=== Material ===
------
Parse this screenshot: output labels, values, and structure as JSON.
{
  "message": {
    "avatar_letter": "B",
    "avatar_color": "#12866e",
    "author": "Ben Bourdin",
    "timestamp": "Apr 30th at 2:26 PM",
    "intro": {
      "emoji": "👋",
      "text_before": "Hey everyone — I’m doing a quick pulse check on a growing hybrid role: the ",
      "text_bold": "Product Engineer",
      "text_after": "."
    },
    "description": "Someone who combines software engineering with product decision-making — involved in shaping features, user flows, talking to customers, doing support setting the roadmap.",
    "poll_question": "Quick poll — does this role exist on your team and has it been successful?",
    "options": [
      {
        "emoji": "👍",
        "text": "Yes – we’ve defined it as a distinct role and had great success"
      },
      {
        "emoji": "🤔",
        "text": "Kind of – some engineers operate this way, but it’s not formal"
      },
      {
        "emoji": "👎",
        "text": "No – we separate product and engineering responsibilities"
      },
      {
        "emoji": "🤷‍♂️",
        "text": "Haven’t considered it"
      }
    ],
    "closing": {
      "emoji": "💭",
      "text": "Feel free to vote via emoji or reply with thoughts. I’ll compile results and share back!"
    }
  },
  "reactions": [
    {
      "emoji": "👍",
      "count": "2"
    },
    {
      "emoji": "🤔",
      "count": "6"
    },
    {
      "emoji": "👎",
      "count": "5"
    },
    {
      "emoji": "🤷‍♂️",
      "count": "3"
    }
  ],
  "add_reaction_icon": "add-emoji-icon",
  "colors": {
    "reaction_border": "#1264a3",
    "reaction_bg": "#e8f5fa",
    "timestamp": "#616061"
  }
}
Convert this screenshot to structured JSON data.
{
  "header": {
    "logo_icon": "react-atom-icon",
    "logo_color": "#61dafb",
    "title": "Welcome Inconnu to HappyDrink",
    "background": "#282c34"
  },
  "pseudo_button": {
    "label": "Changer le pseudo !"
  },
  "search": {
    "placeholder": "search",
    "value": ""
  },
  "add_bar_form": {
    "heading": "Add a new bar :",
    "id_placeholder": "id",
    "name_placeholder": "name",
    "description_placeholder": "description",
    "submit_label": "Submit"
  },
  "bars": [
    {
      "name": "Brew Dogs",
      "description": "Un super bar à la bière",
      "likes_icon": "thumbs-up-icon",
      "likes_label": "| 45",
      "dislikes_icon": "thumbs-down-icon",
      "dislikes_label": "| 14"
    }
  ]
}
------
=== Task goal ===
Repeat only the stretch of lines that begins at the line containing "Convert this screenshot" and ends at the last line above, both included.

=== Expected answer ===
Convert this screenshot to structured JSON data.
{
  "header": {
    "logo_icon": "react-atom-icon",
    "logo_color": "#61dafb",
    "title": "Welcome Inconnu to HappyDrink",
    "background": "#282c34"
  },
  "pseudo_button": {
    "label": "Changer le pseudo !"
  },
  "search": {
    "placeholder": "search",
    "value": ""
  },
  "add_bar_form": {
    "heading": "Add a new bar :",
    "id_placeholder": "id",
    "name_placeholder": "name",
    "description_placeholder": "description",
    "submit_label": "Submit"
  },
  "bars": [
    {
      "name": "Brew Dogs",
      "description": "Un super bar à la bière",
      "likes_icon": "thumbs-up-icon",
      "likes_label": "| 45",
      "dislikes_icon": "thumbs-down-icon",
      "dislikes_label": "| 14"
    }
  ]
}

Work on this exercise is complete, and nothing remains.